* WRITTEN PROBLEM *
Find every line in the records below that holds the word "person" and copy it.

* GIVEN RECORDS *
--

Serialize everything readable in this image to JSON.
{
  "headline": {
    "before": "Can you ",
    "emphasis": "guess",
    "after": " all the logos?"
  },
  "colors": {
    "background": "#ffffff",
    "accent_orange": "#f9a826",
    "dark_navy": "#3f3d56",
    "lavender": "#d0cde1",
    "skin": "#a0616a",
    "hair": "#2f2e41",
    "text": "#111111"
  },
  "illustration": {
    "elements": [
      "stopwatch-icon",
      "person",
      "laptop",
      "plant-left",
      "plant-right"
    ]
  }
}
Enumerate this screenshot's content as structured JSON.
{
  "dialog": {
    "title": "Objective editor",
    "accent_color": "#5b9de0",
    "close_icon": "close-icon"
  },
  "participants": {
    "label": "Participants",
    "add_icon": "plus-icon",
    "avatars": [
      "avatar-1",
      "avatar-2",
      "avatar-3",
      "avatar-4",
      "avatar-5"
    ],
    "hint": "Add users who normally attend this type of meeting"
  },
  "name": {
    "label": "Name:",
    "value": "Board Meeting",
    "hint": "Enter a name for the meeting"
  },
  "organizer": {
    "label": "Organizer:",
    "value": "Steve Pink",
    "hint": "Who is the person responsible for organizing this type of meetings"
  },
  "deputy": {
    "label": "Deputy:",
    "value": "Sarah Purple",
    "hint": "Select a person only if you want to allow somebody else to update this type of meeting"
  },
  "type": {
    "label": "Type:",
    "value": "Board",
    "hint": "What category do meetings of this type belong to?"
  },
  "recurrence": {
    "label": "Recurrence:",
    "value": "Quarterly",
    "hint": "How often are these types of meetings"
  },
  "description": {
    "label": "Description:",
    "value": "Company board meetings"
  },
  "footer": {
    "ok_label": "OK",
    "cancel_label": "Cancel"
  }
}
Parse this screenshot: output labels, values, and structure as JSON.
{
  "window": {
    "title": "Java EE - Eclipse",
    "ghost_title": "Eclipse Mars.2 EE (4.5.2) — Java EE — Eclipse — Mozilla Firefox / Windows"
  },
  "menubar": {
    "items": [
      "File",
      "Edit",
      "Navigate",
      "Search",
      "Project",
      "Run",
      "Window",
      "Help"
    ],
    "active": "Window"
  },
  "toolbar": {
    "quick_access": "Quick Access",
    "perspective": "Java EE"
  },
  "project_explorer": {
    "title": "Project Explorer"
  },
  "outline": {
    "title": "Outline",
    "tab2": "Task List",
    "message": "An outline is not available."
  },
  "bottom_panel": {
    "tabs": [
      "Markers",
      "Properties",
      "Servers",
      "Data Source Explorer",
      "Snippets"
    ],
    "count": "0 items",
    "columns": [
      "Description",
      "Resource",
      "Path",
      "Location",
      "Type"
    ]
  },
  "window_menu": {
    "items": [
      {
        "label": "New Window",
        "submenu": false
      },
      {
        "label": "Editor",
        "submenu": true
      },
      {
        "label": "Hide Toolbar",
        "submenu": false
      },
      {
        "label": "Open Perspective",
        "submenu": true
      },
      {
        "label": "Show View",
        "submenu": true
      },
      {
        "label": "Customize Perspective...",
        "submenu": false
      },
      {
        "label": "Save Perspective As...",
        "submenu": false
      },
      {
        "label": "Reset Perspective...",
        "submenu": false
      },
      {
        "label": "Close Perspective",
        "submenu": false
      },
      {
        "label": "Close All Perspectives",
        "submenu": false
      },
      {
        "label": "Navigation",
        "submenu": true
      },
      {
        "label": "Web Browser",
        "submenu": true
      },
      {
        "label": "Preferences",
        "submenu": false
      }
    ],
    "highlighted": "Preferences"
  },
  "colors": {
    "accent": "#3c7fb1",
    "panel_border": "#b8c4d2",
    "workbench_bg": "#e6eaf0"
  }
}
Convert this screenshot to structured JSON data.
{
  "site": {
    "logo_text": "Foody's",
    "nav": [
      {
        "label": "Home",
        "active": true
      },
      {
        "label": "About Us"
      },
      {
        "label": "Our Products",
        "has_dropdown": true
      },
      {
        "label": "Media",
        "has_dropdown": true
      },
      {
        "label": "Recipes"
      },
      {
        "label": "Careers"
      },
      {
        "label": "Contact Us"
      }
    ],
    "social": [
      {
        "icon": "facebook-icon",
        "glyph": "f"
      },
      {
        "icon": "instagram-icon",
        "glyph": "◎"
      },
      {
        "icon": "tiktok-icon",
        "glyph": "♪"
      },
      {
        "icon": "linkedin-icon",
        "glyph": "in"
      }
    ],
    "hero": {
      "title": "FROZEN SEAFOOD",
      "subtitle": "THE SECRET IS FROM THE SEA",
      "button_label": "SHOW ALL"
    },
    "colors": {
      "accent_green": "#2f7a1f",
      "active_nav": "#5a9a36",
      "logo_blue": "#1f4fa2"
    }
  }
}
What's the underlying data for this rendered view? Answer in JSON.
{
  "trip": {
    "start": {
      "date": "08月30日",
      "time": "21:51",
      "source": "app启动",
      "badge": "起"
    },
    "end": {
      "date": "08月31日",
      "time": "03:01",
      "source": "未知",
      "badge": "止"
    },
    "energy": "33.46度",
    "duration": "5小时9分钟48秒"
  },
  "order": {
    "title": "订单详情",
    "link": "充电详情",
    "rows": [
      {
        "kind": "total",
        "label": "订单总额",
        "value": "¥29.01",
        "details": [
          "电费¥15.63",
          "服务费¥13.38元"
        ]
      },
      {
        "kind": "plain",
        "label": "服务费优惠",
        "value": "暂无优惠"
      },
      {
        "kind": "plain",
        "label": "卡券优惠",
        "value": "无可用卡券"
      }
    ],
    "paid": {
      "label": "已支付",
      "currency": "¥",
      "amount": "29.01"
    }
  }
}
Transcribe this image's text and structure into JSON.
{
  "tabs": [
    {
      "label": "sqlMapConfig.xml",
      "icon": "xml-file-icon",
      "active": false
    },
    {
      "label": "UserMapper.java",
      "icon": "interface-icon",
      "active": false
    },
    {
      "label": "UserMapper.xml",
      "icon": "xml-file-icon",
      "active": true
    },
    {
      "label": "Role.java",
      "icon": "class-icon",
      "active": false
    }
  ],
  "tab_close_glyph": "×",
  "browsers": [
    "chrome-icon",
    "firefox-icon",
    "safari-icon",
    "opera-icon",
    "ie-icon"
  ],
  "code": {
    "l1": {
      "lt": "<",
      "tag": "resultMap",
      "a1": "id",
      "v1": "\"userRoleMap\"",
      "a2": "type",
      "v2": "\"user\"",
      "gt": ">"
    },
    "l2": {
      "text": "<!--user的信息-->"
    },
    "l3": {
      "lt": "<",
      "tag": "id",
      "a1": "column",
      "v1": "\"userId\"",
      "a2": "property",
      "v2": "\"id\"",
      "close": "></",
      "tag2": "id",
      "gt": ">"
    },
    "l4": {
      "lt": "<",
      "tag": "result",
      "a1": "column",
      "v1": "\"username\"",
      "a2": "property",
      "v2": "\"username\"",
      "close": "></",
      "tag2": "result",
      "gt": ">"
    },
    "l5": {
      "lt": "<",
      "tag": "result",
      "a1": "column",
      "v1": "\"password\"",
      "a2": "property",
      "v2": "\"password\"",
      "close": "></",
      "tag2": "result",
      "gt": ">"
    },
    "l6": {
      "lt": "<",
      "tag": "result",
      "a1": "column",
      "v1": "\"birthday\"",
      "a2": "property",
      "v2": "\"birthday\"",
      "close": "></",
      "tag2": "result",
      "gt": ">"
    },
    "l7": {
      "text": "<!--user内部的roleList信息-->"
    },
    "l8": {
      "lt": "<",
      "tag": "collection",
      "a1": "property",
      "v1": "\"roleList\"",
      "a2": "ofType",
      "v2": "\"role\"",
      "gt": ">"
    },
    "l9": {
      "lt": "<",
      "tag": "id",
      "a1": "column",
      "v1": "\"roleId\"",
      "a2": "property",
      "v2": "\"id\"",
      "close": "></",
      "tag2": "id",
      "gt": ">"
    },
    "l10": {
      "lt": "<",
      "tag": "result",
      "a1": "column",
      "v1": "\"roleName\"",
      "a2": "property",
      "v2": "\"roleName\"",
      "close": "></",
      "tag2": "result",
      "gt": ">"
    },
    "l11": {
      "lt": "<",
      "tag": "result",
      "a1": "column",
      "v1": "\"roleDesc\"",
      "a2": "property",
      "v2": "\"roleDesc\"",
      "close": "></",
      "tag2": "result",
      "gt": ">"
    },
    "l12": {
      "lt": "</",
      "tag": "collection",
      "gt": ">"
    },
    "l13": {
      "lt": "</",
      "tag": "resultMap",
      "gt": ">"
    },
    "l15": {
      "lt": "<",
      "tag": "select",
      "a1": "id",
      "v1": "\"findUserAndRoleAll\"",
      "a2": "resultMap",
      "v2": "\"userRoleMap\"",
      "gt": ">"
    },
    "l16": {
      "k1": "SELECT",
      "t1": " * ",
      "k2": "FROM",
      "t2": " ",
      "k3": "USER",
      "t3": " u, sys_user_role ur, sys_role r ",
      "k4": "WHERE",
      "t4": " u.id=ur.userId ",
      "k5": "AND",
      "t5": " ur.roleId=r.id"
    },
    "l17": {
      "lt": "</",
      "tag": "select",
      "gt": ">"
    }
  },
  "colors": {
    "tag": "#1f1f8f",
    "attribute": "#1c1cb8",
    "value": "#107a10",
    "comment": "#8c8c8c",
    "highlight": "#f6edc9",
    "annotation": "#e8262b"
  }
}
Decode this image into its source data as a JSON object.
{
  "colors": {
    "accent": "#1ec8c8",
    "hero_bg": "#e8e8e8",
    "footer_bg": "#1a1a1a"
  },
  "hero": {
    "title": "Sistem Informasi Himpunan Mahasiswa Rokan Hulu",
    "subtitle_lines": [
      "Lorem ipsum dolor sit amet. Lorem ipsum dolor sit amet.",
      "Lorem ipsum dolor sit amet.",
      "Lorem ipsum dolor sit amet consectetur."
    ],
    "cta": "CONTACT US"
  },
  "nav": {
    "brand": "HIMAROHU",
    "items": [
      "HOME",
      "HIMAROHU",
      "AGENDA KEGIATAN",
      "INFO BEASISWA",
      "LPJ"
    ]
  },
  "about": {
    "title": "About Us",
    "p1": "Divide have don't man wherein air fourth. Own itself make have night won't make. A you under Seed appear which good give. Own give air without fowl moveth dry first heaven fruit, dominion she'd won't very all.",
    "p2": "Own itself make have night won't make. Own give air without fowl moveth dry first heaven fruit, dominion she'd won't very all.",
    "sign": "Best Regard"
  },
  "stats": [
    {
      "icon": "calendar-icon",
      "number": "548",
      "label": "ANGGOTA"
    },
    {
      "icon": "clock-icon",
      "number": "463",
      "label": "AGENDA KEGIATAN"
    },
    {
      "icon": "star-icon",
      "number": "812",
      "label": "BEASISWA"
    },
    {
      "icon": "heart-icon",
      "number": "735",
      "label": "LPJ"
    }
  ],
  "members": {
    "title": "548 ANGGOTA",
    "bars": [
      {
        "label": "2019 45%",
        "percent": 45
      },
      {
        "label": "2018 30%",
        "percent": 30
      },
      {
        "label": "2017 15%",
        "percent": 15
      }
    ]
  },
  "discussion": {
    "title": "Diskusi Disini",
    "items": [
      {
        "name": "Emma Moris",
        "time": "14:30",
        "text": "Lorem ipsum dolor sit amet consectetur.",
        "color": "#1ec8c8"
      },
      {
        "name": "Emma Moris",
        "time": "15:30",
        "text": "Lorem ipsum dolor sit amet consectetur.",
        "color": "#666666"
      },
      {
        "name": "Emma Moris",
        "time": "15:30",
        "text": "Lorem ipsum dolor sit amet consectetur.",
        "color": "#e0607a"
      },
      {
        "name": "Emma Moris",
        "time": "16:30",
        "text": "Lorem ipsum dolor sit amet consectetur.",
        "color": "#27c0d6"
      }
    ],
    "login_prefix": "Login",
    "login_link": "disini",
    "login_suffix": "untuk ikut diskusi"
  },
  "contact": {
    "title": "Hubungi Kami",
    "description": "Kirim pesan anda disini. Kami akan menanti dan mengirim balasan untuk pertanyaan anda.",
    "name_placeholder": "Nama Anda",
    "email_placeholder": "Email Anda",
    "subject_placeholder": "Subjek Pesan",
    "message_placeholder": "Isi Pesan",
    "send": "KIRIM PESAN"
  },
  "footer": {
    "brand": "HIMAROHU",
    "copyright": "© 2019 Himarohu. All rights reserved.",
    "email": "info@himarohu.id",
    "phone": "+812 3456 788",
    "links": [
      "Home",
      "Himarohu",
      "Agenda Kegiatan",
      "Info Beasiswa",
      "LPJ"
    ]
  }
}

--

* FINISHED TASK *
      "person",
    "hint": "Who is the person responsible for organizing this type of meetings"
    "hint": "Select a person only if you want to allow somebody else to update this type of meeting"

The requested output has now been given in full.